[Given information]
BEGIN

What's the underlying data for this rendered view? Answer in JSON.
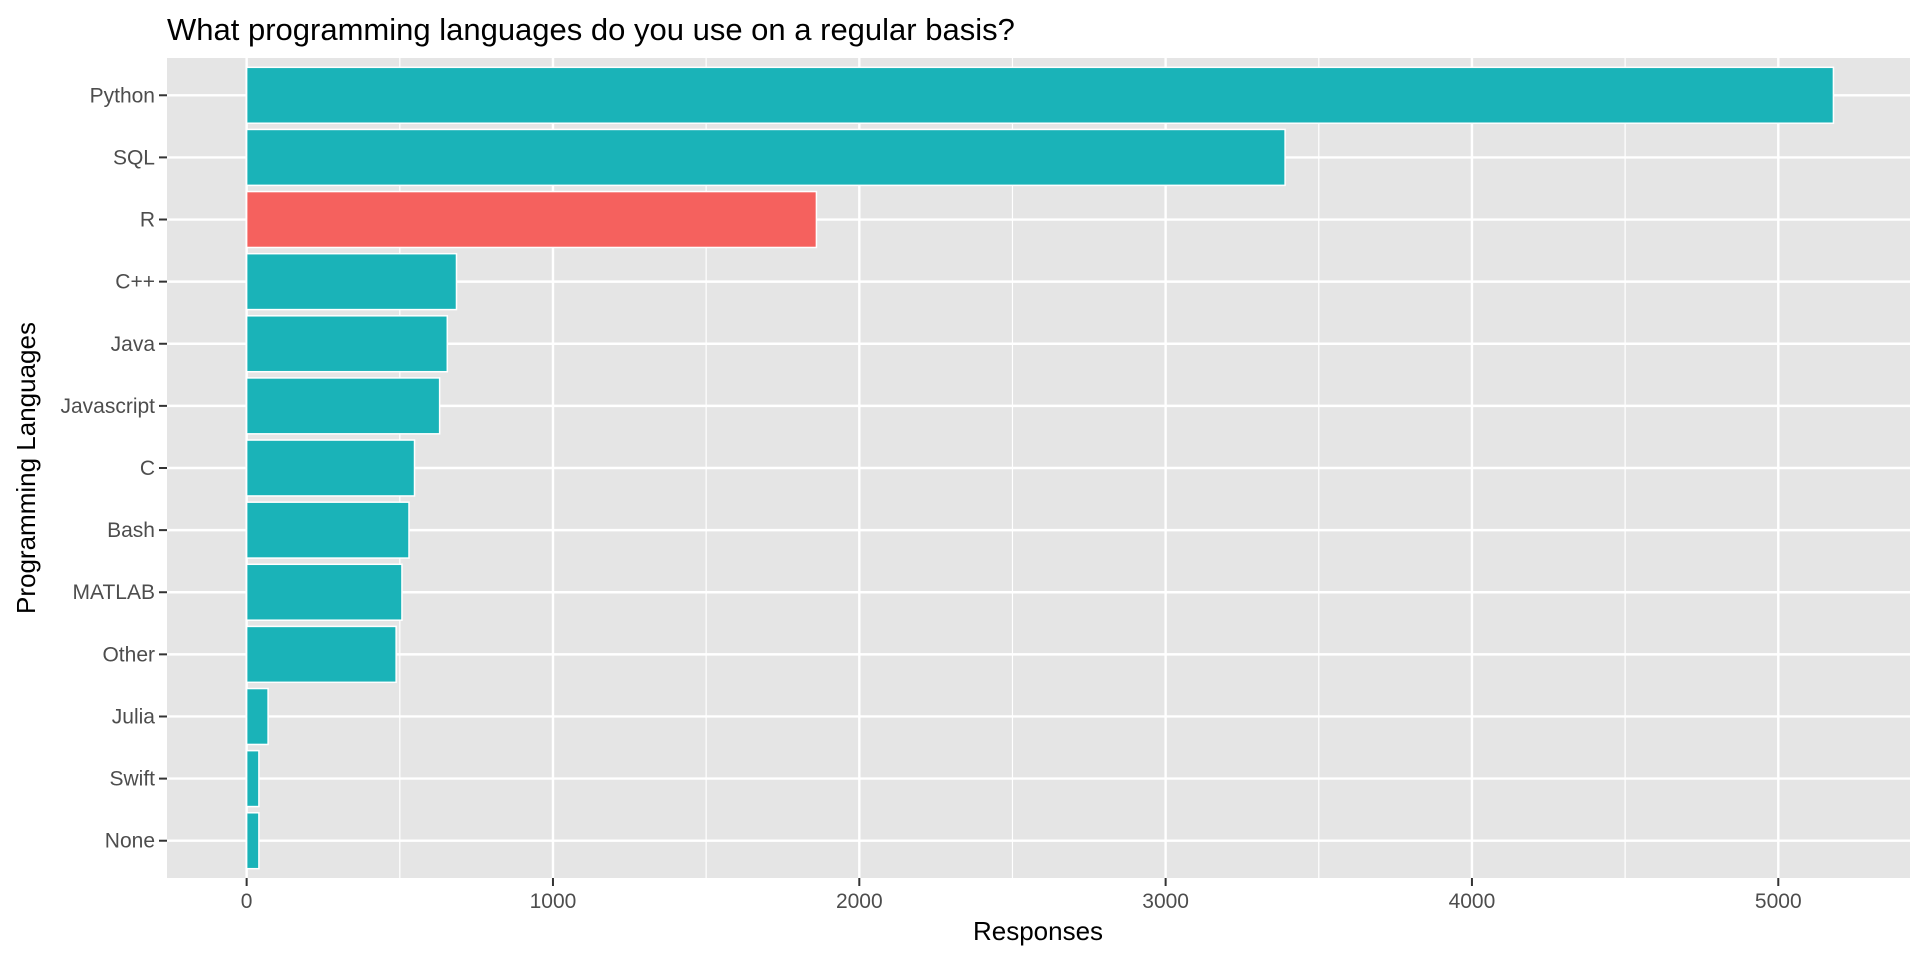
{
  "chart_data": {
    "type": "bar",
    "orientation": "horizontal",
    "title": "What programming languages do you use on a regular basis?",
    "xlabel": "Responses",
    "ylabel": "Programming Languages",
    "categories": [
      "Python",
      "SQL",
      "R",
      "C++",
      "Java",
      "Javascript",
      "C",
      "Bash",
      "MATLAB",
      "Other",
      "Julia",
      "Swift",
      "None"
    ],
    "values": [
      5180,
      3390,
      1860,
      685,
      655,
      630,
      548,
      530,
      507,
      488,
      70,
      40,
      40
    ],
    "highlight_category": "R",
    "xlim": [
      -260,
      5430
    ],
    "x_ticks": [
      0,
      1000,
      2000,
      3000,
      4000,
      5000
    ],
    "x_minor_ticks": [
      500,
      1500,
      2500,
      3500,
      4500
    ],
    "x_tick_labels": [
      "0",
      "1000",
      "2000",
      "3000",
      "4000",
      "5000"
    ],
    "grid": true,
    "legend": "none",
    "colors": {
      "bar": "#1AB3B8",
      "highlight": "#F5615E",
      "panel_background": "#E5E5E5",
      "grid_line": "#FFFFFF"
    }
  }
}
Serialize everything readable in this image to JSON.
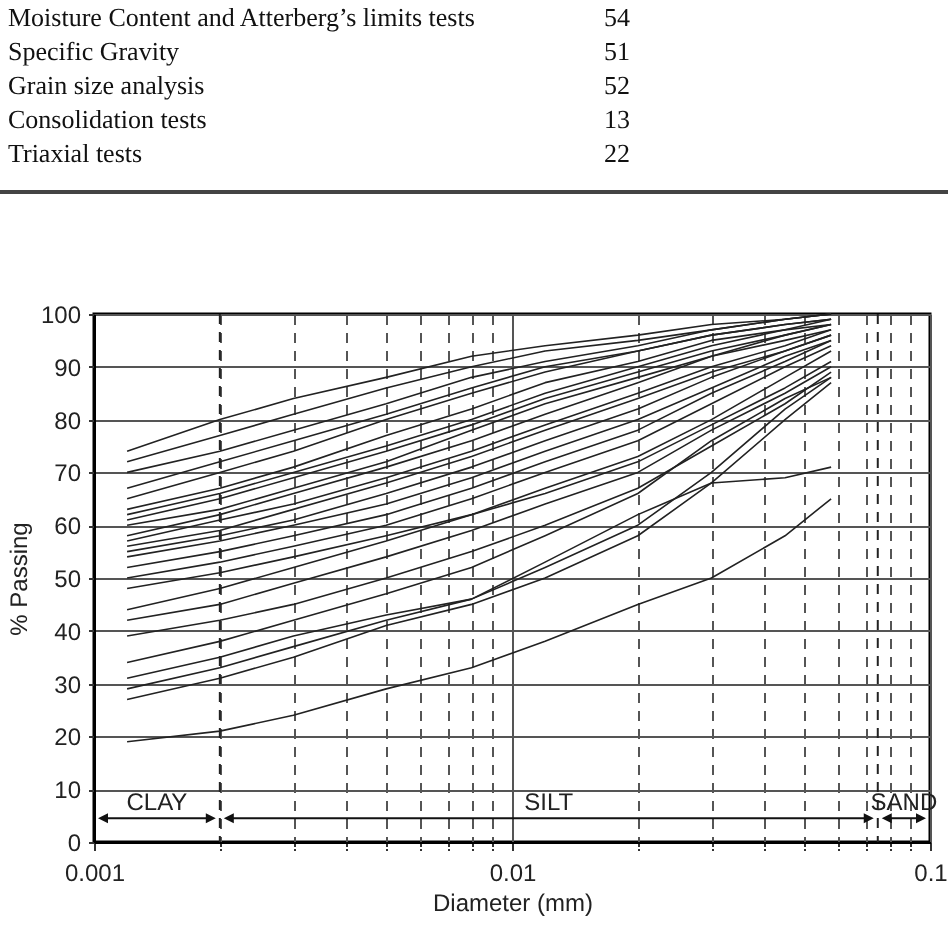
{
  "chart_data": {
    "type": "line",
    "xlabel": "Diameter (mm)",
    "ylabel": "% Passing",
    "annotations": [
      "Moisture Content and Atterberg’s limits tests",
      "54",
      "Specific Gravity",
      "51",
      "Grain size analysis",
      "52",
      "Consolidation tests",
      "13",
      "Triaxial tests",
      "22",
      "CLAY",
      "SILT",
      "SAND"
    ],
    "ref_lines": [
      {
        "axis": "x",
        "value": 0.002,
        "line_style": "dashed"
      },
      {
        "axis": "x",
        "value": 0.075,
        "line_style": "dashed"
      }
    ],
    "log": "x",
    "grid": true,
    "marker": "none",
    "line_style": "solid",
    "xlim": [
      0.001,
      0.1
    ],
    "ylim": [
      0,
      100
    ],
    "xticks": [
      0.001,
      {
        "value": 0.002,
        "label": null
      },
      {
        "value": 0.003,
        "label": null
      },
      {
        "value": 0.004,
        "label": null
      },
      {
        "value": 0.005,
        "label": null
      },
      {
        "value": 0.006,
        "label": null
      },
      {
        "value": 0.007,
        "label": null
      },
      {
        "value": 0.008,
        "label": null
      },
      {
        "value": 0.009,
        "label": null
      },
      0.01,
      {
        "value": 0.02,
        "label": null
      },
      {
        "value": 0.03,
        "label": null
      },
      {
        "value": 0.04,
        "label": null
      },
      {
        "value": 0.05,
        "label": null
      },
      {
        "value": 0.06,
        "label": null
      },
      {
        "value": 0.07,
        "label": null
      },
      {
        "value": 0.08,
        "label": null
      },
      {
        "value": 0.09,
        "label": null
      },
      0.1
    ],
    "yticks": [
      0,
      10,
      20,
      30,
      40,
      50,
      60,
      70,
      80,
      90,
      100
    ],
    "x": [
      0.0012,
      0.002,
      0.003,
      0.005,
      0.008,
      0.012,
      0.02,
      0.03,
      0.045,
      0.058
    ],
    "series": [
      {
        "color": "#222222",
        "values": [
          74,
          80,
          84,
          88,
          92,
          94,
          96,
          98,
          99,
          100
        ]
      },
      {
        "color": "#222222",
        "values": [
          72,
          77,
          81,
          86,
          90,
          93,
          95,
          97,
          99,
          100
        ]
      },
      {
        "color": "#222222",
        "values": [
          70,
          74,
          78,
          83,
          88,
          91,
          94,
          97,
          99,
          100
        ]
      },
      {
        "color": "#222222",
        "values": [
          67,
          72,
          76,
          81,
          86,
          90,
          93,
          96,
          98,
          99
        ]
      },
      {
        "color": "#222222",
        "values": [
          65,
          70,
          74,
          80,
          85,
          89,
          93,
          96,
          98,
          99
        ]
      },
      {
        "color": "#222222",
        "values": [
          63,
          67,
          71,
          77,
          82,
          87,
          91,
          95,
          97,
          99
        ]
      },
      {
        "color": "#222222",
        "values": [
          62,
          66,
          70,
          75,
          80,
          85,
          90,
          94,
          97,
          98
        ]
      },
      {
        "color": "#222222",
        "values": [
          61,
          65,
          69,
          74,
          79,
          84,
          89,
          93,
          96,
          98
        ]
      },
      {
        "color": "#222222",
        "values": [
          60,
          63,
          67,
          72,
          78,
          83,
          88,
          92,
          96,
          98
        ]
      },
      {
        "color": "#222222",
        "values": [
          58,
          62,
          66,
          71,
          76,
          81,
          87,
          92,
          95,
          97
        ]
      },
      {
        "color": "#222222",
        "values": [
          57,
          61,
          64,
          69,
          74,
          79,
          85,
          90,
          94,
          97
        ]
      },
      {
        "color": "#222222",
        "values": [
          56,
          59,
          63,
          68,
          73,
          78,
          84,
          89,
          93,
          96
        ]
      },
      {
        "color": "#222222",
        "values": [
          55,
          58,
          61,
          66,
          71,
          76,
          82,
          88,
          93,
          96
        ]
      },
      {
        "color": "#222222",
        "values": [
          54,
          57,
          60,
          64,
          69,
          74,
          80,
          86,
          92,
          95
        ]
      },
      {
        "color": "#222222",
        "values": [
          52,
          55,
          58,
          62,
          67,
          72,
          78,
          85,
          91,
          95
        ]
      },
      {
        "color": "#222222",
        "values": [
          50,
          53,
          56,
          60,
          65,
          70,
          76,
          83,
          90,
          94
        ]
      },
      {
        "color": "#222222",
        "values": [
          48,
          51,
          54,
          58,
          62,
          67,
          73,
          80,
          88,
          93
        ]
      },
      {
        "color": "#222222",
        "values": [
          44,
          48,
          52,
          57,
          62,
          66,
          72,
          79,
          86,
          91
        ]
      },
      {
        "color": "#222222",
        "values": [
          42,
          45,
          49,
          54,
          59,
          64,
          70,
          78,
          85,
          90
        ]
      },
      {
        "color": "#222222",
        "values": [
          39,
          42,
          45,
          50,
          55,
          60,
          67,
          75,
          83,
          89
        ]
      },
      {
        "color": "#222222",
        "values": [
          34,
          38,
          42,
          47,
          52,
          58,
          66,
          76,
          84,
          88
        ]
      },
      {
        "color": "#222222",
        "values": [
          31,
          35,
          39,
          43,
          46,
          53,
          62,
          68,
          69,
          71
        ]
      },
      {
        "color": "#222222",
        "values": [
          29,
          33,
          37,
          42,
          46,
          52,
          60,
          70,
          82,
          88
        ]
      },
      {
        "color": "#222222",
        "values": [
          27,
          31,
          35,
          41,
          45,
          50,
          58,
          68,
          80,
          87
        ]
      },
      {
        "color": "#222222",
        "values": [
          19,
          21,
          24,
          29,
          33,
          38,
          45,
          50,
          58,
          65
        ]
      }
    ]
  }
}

END

[Given task]
All preceding records should be duplicated verbatim, images excepted.

[Solution]
What's the underlying data for this rendered view? Answer in JSON.
{
  "chart_data": {
    "type": "bar",
    "orientation": "horizontal",
    "title": "What programming languages do you use on a regular basis?",
    "xlabel": "Responses",
    "ylabel": "Programming Languages",
    "categories": [
      "Python",
      "SQL",
      "R",
      "C++",
      "Java",
      "Javascript",
      "C",
      "Bash",
      "MATLAB",
      "Other",
      "Julia",
      "Swift",
      "None"
    ],
    "values": [
      5180,
      3390,
      1860,
      685,
      655,
      630,
      548,
      530,
      507,
      488,
      70,
      40,
      40
    ],
    "highlight_category": "R",
    "xlim": [
      -260,
      5430
    ],
    "x_ticks": [
      0,
      1000,
      2000,
      3000,
      4000,
      5000
    ],
    "x_minor_ticks": [
      500,
      1500,
      2500,
      3500,
      4500
    ],
    "x_tick_labels": [
      "0",
      "1000",
      "2000",
      "3000",
      "4000",
      "5000"
    ],
    "grid": true,
    "legend": "none",
    "colors": {
      "bar": "#1AB3B8",
      "highlight": "#F5615E",
      "panel_background": "#E5E5E5",
      "grid_line": "#FFFFFF"
    }
  }
}
Serialize everything readable in this image to JSON.
{
  "chart_data": {
    "type": "line",
    "xlabel": "Diameter (mm)",
    "ylabel": "% Passing",
    "annotations": [
      "Moisture Content and Atterberg’s limits tests",
      "54",
      "Specific Gravity",
      "51",
      "Grain size analysis",
      "52",
      "Consolidation tests",
      "13",
      "Triaxial tests",
      "22",
      "CLAY",
      "SILT",
      "SAND"
    ],
    "ref_lines": [
      {
        "axis": "x",
        "value": 0.002,
        "line_style": "dashed"
      },
      {
        "axis": "x",
        "value": 0.075,
        "line_style": "dashed"
      }
    ],
    "log": "x",
    "grid": true,
    "marker": "none",
    "line_style": "solid",
    "xlim": [
      0.001,
      0.1
    ],
    "ylim": [
      0,
      100
    ],
    "xticks": [
      0.001,
      {
        "value": 0.002,
        "label": null
      },
      {
        "value": 0.003,
        "label": null
      },
      {
        "value": 0.004,
        "label": null
      },
      {
        "value": 0.005,
        "label": null
      },
      {
        "value": 0.006,
        "label": null
      },
      {
        "value": 0.007,
        "label": null
      },
      {
        "value": 0.008,
        "label": null
      },
      {
        "value": 0.009,
        "label": null
      },
      0.01,
      {
        "value": 0.02,
        "label": null
      },
      {
        "value": 0.03,
        "label": null
      },
      {
        "value": 0.04,
        "label": null
      },
      {
        "value": 0.05,
        "label": null
      },
      {
        "value": 0.06,
        "label": null
      },
      {
        "value": 0.07,
        "label": null
      },
      {
        "value": 0.08,
        "label": null
      },
      {
        "value": 0.09,
        "label": null
      },
      0.1
    ],
    "yticks": [
      0,
      10,
      20,
      30,
      40,
      50,
      60,
      70,
      80,
      90,
      100
    ],
    "x": [
      0.0012,
      0.002,
      0.003,
      0.005,
      0.008,
      0.012,
      0.02,
      0.03,
      0.045,
      0.058
    ],
    "series": [
      {
        "color": "#222222",
        "values": [
          74,
          80,
          84,
          88,
          92,
          94,
          96,
          98,
          99,
          100
        ]
      },
      {
        "color": "#222222",
        "values": [
          72,
          77,
          81,
          86,
          90,
          93,
          95,
          97,
          99,
          100
        ]
      },
      {
        "color": "#222222",
        "values": [
          70,
          74,
          78,
          83,
          88,
          91,
          94,
          97,
          99,
          100
        ]
      },
      {
        "color": "#222222",
        "values": [
          67,
          72,
          76,
          81,
          86,
          90,
          93,
          96,
          98,
          99
        ]
      },
      {
        "color": "#222222",
        "values": [
          65,
          70,
          74,
          80,
          85,
          89,
          93,
          96,
          98,
          99
        ]
      },
      {
        "color": "#222222",
        "values": [
          63,
          67,
          71,
          77,
          82,
          87,
          91,
          95,
          97,
          99
        ]
      },
      {
        "color": "#222222",
        "values": [
          62,
          66,
          70,
          75,
          80,
          85,
          90,
          94,
          97,
          98
        ]
      },
      {
        "color": "#222222",
        "values": [
          61,
          65,
          69,
          74,
          79,
          84,
          89,
          93,
          96,
          98
        ]
      },
      {
        "color": "#222222",
        "values": [
          60,
          63,
          67,
          72,
          78,
          83,
          88,
          92,
          96,
          98
        ]
      },
      {
        "color": "#222222",
        "values": [
          58,
          62,
          66,
          71,
          76,
          81,
          87,
          92,
          95,
          97
        ]
      },
      {
        "color": "#222222",
        "values": [
          57,
          61,
          64,
          69,
          74,
          79,
          85,
          90,
          94,
          97
        ]
      },
      {
        "color": "#222222",
        "values": [
          56,
          59,
          63,
          68,
          73,
          78,
          84,
          89,
          93,
          96
        ]
      },
      {
        "color": "#222222",
        "values": [
          55,
          58,
          61,
          66,
          71,
          76,
          82,
          88,
          93,
          96
        ]
      },
      {
        "color": "#222222",
        "values": [
          54,
          57,
          60,
          64,
          69,
          74,
          80,
          86,
          92,
          95
        ]
      },
      {
        "color": "#222222",
        "values": [
          52,
          55,
          58,
          62,
          67,
          72,
          78,
          85,
          91,
          95
        ]
      },
      {
        "color": "#222222",
        "values": [
          50,
          53,
          56,
          60,
          65,
          70,
          76,
          83,
          90,
          94
        ]
      },
      {
        "color": "#222222",
        "values": [
          48,
          51,
          54,
          58,
          62,
          67,
          73,
          80,
          88,
          93
        ]
      },
      {
        "color": "#222222",
        "values": [
          44,
          48,
          52,
          57,
          62,
          66,
          72,
          79,
          86,
          91
        ]
      },
      {
        "color": "#222222",
        "values": [
          42,
          45,
          49,
          54,
          59,
          64,
          70,
          78,
          85,
          90
        ]
      },
      {
        "color": "#222222",
        "values": [
          39,
          42,
          45,
          50,
          55,
          60,
          67,
          75,
          83,
          89
        ]
      },
      {
        "color": "#222222",
        "values": [
          34,
          38,
          42,
          47,
          52,
          58,
          66,
          76,
          84,
          88
        ]
      },
      {
        "color": "#222222",
        "values": [
          31,
          35,
          39,
          43,
          46,
          53,
          62,
          68,
          69,
          71
        ]
      },
      {
        "color": "#222222",
        "values": [
          29,
          33,
          37,
          42,
          46,
          52,
          60,
          70,
          82,
          88
        ]
      },
      {
        "color": "#222222",
        "values": [
          27,
          31,
          35,
          41,
          45,
          50,
          58,
          68,
          80,
          87
        ]
      },
      {
        "color": "#222222",
        "values": [
          19,
          21,
          24,
          29,
          33,
          38,
          45,
          50,
          58,
          65
        ]
      }
    ]
  }
}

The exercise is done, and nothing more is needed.